**GIVEN EXERCISE:** Reproduce every entry exactly.

>> START RECORDS

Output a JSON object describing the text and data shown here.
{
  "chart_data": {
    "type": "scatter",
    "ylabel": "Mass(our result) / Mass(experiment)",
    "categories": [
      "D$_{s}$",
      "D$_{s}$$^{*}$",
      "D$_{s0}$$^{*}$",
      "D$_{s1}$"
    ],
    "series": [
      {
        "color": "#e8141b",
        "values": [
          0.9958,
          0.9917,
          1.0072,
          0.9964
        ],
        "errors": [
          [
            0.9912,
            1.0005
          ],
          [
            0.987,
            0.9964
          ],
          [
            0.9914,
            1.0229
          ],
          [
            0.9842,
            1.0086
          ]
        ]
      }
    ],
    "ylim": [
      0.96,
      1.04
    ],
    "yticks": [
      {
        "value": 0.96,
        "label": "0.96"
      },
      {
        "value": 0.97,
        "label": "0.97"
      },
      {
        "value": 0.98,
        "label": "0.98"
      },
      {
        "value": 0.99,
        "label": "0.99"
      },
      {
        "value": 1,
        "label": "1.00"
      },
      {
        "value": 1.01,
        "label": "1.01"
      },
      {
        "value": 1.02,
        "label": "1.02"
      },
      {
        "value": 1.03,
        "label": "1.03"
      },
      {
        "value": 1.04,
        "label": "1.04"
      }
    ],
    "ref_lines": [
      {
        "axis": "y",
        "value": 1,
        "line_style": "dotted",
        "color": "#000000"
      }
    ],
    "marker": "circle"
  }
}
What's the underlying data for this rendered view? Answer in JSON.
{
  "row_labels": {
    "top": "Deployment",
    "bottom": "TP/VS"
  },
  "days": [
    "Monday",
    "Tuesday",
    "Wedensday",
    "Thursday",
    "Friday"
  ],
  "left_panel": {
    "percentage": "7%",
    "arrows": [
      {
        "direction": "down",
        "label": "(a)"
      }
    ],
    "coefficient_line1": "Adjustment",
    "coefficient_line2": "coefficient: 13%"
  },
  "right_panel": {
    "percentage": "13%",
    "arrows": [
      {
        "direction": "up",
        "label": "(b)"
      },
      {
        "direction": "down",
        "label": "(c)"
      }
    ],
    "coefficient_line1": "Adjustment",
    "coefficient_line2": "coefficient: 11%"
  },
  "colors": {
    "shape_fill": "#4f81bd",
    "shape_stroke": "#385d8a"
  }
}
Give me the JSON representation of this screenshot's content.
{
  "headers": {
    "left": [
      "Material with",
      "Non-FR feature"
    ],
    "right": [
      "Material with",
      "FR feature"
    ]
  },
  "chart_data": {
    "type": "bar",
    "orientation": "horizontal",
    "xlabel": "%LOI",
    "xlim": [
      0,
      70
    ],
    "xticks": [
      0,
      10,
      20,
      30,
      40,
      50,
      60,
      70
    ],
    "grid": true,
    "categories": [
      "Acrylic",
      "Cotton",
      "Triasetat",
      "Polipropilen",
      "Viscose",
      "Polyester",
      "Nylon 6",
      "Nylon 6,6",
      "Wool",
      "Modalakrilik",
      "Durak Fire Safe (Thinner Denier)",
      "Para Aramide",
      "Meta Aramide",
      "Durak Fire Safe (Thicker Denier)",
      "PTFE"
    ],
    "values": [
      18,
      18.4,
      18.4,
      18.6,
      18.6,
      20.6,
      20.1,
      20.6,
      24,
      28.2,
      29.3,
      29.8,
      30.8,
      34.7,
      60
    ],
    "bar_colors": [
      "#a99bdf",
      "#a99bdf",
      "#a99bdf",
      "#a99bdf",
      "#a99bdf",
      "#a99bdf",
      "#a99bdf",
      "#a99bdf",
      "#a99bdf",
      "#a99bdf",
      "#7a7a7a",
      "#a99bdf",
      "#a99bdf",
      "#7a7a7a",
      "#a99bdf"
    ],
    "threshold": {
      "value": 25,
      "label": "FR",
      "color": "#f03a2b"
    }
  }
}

>> END RECORDS

**ANSWER TO THE EXERCISE:**
Output a JSON object describing the text and data shown here.
{
  "chart_data": {
    "type": "scatter",
    "ylabel": "Mass(our result) / Mass(experiment)",
    "categories": [
      "D$_{s}$",
      "D$_{s}$$^{*}$",
      "D$_{s0}$$^{*}$",
      "D$_{s1}$"
    ],
    "series": [
      {
        "color": "#e8141b",
        "values": [
          0.9958,
          0.9917,
          1.0072,
          0.9964
        ],
        "errors": [
          [
            0.9912,
            1.0005
          ],
          [
            0.987,
            0.9964
          ],
          [
            0.9914,
            1.0229
          ],
          [
            0.9842,
            1.0086
          ]
        ]
      }
    ],
    "ylim": [
      0.96,
      1.04
    ],
    "yticks": [
      {
        "value": 0.96,
        "label": "0.96"
      },
      {
        "value": 0.97,
        "label": "0.97"
      },
      {
        "value": 0.98,
        "label": "0.98"
      },
      {
        "value": 0.99,
        "label": "0.99"
      },
      {
        "value": 1,
        "label": "1.00"
      },
      {
        "value": 1.01,
        "label": "1.01"
      },
      {
        "value": 1.02,
        "label": "1.02"
      },
      {
        "value": 1.03,
        "label": "1.03"
      },
      {
        "value": 1.04,
        "label": "1.04"
      }
    ],
    "ref_lines": [
      {
        "axis": "y",
        "value": 1,
        "line_style": "dotted",
        "color": "#000000"
      }
    ],
    "marker": "circle"
  }
}
What's the underlying data for this rendered view? Answer in JSON.
{
  "row_labels": {
    "top": "Deployment",
    "bottom": "TP/VS"
  },
  "days": [
    "Monday",
    "Tuesday",
    "Wedensday",
    "Thursday",
    "Friday"
  ],
  "left_panel": {
    "percentage": "7%",
    "arrows": [
      {
        "direction": "down",
        "label": "(a)"
      }
    ],
    "coefficient_line1": "Adjustment",
    "coefficient_line2": "coefficient: 13%"
  },
  "right_panel": {
    "percentage": "13%",
    "arrows": [
      {
        "direction": "up",
        "label": "(b)"
      },
      {
        "direction": "down",
        "label": "(c)"
      }
    ],
    "coefficient_line1": "Adjustment",
    "coefficient_line2": "coefficient: 11%"
  },
  "colors": {
    "shape_fill": "#4f81bd",
    "shape_stroke": "#385d8a"
  }
}
Give me the JSON representation of this screenshot's content.
{
  "headers": {
    "left": [
      "Material with",
      "Non-FR feature"
    ],
    "right": [
      "Material with",
      "FR feature"
    ]
  },
  "chart_data": {
    "type": "bar",
    "orientation": "horizontal",
    "xlabel": "%LOI",
    "xlim": [
      0,
      70
    ],
    "xticks": [
      0,
      10,
      20,
      30,
      40,
      50,
      60,
      70
    ],
    "grid": true,
    "categories": [
      "Acrylic",
      "Cotton",
      "Triasetat",
      "Polipropilen",
      "Viscose",
      "Polyester",
      "Nylon 6",
      "Nylon 6,6",
      "Wool",
      "Modalakrilik",
      "Durak Fire Safe (Thinner Denier)",
      "Para Aramide",
      "Meta Aramide",
      "Durak Fire Safe (Thicker Denier)",
      "PTFE"
    ],
    "values": [
      18,
      18.4,
      18.4,
      18.6,
      18.6,
      20.6,
      20.1,
      20.6,
      24,
      28.2,
      29.3,
      29.8,
      30.8,
      34.7,
      60
    ],
    "bar_colors": [
      "#a99bdf",
      "#a99bdf",
      "#a99bdf",
      "#a99bdf",
      "#a99bdf",
      "#a99bdf",
      "#a99bdf",
      "#a99bdf",
      "#a99bdf",
      "#a99bdf",
      "#7a7a7a",
      "#a99bdf",
      "#a99bdf",
      "#7a7a7a",
      "#a99bdf"
    ],
    "threshold": {
      "value": 25,
      "label": "FR",
      "color": "#f03a2b"
    }
  }
}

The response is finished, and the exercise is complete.